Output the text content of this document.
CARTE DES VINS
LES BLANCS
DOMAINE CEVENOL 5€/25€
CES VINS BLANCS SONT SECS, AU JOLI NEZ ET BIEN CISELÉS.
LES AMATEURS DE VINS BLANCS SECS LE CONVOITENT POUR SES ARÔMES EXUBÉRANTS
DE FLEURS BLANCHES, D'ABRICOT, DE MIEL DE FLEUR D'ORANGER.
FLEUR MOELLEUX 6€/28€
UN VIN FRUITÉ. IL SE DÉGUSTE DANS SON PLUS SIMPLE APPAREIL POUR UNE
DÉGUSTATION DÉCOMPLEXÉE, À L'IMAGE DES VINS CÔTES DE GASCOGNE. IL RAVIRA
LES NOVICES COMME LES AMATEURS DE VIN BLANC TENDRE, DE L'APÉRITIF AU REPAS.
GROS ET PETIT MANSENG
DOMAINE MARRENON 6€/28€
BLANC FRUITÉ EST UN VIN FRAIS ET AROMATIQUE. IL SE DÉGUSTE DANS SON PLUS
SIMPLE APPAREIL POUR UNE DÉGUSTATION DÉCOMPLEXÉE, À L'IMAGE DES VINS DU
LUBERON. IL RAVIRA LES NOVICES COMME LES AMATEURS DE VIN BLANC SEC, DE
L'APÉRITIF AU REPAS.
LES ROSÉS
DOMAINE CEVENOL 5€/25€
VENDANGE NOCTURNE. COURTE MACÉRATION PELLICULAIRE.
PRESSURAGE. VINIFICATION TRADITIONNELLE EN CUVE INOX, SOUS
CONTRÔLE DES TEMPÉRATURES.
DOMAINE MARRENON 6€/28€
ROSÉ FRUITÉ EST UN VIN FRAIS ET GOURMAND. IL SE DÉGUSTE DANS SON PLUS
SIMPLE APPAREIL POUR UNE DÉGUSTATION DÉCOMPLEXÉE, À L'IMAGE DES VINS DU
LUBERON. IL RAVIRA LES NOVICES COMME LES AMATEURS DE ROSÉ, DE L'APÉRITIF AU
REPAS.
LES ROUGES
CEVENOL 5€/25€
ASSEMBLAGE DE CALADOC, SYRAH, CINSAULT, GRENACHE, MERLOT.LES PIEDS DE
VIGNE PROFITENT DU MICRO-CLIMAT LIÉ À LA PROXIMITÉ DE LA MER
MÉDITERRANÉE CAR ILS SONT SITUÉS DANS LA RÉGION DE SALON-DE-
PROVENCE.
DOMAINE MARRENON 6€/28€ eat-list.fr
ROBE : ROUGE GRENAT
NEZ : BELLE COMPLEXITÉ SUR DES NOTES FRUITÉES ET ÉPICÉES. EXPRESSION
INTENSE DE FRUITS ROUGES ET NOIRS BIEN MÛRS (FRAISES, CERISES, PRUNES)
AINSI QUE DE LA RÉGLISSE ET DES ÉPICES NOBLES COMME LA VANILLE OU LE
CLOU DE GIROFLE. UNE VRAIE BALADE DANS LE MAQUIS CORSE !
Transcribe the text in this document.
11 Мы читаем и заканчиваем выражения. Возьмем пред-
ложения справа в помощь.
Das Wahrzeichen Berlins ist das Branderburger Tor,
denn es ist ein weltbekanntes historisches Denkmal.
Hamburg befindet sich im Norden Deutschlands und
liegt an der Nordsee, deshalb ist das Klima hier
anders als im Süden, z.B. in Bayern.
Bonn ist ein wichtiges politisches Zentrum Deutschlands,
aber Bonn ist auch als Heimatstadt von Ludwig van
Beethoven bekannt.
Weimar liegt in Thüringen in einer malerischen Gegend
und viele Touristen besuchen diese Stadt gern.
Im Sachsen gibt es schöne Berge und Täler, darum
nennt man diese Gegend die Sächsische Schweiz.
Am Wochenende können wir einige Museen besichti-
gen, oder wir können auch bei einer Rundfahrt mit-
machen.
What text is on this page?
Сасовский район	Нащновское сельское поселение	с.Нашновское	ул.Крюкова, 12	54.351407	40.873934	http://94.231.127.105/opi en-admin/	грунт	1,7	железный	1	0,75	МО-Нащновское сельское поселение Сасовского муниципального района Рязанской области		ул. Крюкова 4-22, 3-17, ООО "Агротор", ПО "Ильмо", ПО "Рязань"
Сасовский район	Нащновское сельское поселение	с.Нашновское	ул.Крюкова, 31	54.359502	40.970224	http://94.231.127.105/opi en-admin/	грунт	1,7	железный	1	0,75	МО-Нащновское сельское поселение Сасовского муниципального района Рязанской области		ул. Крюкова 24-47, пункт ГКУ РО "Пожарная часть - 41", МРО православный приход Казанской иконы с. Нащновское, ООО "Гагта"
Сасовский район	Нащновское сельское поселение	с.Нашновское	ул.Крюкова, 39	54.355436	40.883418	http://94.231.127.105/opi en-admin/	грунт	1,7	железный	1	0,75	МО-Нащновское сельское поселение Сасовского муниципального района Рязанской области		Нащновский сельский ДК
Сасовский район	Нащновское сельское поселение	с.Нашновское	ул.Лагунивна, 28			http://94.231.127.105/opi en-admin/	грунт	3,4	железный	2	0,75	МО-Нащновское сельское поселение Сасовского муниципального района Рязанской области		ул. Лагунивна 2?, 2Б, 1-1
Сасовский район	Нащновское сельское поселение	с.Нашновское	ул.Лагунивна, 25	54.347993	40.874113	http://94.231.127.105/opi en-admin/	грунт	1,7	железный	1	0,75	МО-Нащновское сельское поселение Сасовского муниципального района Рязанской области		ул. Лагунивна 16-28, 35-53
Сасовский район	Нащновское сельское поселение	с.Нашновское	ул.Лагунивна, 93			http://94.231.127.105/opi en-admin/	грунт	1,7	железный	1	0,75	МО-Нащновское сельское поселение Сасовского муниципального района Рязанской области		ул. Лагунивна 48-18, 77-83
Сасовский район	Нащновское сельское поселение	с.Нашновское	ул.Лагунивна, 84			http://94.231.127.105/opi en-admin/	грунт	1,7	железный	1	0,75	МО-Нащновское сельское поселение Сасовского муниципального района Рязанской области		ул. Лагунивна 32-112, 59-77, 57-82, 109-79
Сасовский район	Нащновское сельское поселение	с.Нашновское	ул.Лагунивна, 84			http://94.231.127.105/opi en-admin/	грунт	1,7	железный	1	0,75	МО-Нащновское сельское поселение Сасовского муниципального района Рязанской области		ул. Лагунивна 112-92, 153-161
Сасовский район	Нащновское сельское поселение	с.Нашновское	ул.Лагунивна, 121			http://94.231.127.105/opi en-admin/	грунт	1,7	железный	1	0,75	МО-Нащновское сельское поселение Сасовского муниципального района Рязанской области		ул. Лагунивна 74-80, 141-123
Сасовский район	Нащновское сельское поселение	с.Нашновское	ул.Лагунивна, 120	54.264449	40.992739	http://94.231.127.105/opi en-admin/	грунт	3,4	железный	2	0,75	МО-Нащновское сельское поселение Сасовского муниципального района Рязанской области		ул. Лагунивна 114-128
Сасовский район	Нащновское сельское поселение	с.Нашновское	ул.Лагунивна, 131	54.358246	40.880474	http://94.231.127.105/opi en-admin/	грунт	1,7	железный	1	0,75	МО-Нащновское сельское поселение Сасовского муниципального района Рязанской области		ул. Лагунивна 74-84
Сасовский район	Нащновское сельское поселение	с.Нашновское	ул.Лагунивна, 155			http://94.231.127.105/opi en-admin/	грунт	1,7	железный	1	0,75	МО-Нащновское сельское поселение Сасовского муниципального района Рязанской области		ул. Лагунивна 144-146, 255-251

* Challenge *
Copy out each record, keeping every word as it is.

* Solution for this task *
Output the text content of this document.
CARTE DES VINS
LES BLANCS
DOMAINE CEVENOL 5€/25€
CES VINS BLANCS SONT SECS, AU JOLI NEZ ET BIEN CISELÉS.
LES AMATEURS DE VINS BLANCS SECS LE CONVOITENT POUR SES ARÔMES EXUBÉRANTS
DE FLEURS BLANCHES, D'ABRICOT, DE MIEL DE FLEUR D'ORANGER.
FLEUR MOELLEUX 6€/28€
UN VIN FRUITÉ. IL SE DÉGUSTE DANS SON PLUS SIMPLE APPAREIL POUR UNE
DÉGUSTATION DÉCOMPLEXÉE, À L'IMAGE DES VINS CÔTES DE GASCOGNE. IL RAVIRA
LES NOVICES COMME LES AMATEURS DE VIN BLANC TENDRE, DE L'APÉRITIF AU REPAS.
GROS ET PETIT MANSENG
DOMAINE MARRENON 6€/28€
BLANC FRUITÉ EST UN VIN FRAIS ET AROMATIQUE. IL SE DÉGUSTE DANS SON PLUS
SIMPLE APPAREIL POUR UNE DÉGUSTATION DÉCOMPLEXÉE, À L'IMAGE DES VINS DU
LUBERON. IL RAVIRA LES NOVICES COMME LES AMATEURS DE VIN BLANC SEC, DE
L'APÉRITIF AU REPAS.
LES ROSÉS
DOMAINE CEVENOL 5€/25€
VENDANGE NOCTURNE. COURTE MACÉRATION PELLICULAIRE.
PRESSURAGE. VINIFICATION TRADITIONNELLE EN CUVE INOX, SOUS
CONTRÔLE DES TEMPÉRATURES.
DOMAINE MARRENON 6€/28€
ROSÉ FRUITÉ EST UN VIN FRAIS ET GOURMAND. IL SE DÉGUSTE DANS SON PLUS
SIMPLE APPAREIL POUR UNE DÉGUSTATION DÉCOMPLEXÉE, À L'IMAGE DES VINS DU
LUBERON. IL RAVIRA LES NOVICES COMME LES AMATEURS DE ROSÉ, DE L'APÉRITIF AU
REPAS.
LES ROUGES
CEVENOL 5€/25€
ASSEMBLAGE DE CALADOC, SYRAH, CINSAULT, GRENACHE, MERLOT.LES PIEDS DE
VIGNE PROFITENT DU MICRO-CLIMAT LIÉ À LA PROXIMITÉ DE LA MER
MÉDITERRANÉE CAR ILS SONT SITUÉS DANS LA RÉGION DE SALON-DE-
PROVENCE.
DOMAINE MARRENON 6€/28€ eat-list.fr
ROBE : ROUGE GRENAT
NEZ : BELLE COMPLEXITÉ SUR DES NOTES FRUITÉES ET ÉPICÉES. EXPRESSION
INTENSE DE FRUITS ROUGES ET NOIRS BIEN MÛRS (FRAISES, CERISES, PRUNES)
AINSI QUE DE LA RÉGLISSE ET DES ÉPICES NOBLES COMME LA VANILLE OU LE
CLOU DE GIROFLE. UNE VRAIE BALADE DANS LE MAQUIS CORSE !
Transcribe the text in this document.
11 Мы читаем и заканчиваем выражения. Возьмем пред-
ложения справа в помощь.
Das Wahrzeichen Berlins ist das Branderburger Tor,
denn es ist ein weltbekanntes historisches Denkmal.
Hamburg befindet sich im Norden Deutschlands und
liegt an der Nordsee, deshalb ist das Klima hier
anders als im Süden, z.B. in Bayern.
Bonn ist ein wichtiges politisches Zentrum Deutschlands,
aber Bonn ist auch als Heimatstadt von Ludwig van
Beethoven bekannt.
Weimar liegt in Thüringen in einer malerischen Gegend
und viele Touristen besuchen diese Stadt gern.
Im Sachsen gibt es schöne Berge und Täler, darum
nennt man diese Gegend die Sächsische Schweiz.
Am Wochenende können wir einige Museen besichti-
gen, oder wir können auch bei einer Rundfahrt mit-
machen.
What text is on this page?
Сасовский район	Нащновское сельское поселение	с.Нашновское	ул.Крюкова, 12	54.351407	40.873934	http://94.231.127.105/opi en-admin/	грунт	1,7	железный	1	0,75	МО-Нащновское сельское поселение Сасовского муниципального района Рязанской области		ул. Крюкова 4-22, 3-17, ООО "Агротор", ПО "Ильмо", ПО "Рязань"
Сасовский район	Нащновское сельское поселение	с.Нашновское	ул.Крюкова, 31	54.359502	40.970224	http://94.231.127.105/opi en-admin/	грунт	1,7	железный	1	0,75	МО-Нащновское сельское поселение Сасовского муниципального района Рязанской области		ул. Крюкова 24-47, пункт ГКУ РО "Пожарная часть - 41", МРО православный приход Казанской иконы с. Нащновское, ООО "Гагта"
Сасовский район	Нащновское сельское поселение	с.Нашновское	ул.Крюкова, 39	54.355436	40.883418	http://94.231.127.105/opi en-admin/	грунт	1,7	железный	1	0,75	МО-Нащновское сельское поселение Сасовского муниципального района Рязанской области		Нащновский сельский ДК
Сасовский район	Нащновское сельское поселение	с.Нашновское	ул.Лагунивна, 28			http://94.231.127.105/opi en-admin/	грунт	3,4	железный	2	0,75	МО-Нащновское сельское поселение Сасовского муниципального района Рязанской области		ул. Лагунивна 2?, 2Б, 1-1
Сасовский район	Нащновское сельское поселение	с.Нашновское	ул.Лагунивна, 25	54.347993	40.874113	http://94.231.127.105/opi en-admin/	грунт	1,7	железный	1	0,75	МО-Нащновское сельское поселение Сасовского муниципального района Рязанской области		ул. Лагунивна 16-28, 35-53
Сасовский район	Нащновское сельское поселение	с.Нашновское	ул.Лагунивна, 93			http://94.231.127.105/opi en-admin/	грунт	1,7	железный	1	0,75	МО-Нащновское сельское поселение Сасовского муниципального района Рязанской области		ул. Лагунивна 48-18, 77-83
Сасовский район	Нащновское сельское поселение	с.Нашновское	ул.Лагунивна, 84			http://94.231.127.105/opi en-admin/	грунт	1,7	железный	1	0,75	МО-Нащновское сельское поселение Сасовского муниципального района Рязанской области		ул. Лагунивна 32-112, 59-77, 57-82, 109-79
Сасовский район	Нащновское сельское поселение	с.Нашновское	ул.Лагунивна, 84			http://94.231.127.105/opi en-admin/	грунт	1,7	железный	1	0,75	МО-Нащновское сельское поселение Сасовского муниципального района Рязанской области		ул. Лагунивна 112-92, 153-161
Сасовский район	Нащновское сельское поселение	с.Нашновское	ул.Лагунивна, 121			http://94.231.127.105/opi en-admin/	грунт	1,7	железный	1	0,75	МО-Нащновское сельское поселение Сасовского муниципального района Рязанской области		ул. Лагунивна 74-80, 141-123
Сасовский район	Нащновское сельское поселение	с.Нашновское	ул.Лагунивна, 120	54.264449	40.992739	http://94.231.127.105/opi en-admin/	грунт	3,4	железный	2	0,75	МО-Нащновское сельское поселение Сасовского муниципального района Рязанской области		ул. Лагунивна 114-128
Сасовский район	Нащновское сельское поселение	с.Нашновское	ул.Лагунивна, 131	54.358246	40.880474	http://94.231.127.105/opi en-admin/	грунт	1,7	железный	1	0,75	МО-Нащновское сельское поселение Сасовского муниципального района Рязанской области		ул. Лагунивна 74-84
Сасовский район	Нащновское сельское поселение	с.Нашновское	ул.Лагунивна, 155			http://94.231.127.105/opi en-admin/	грунт	1,7	железный	1	0,75	МО-Нащновское сельское поселение Сасовского муниципального района Рязанской области		ул. Лагунивна 144-146, 255-251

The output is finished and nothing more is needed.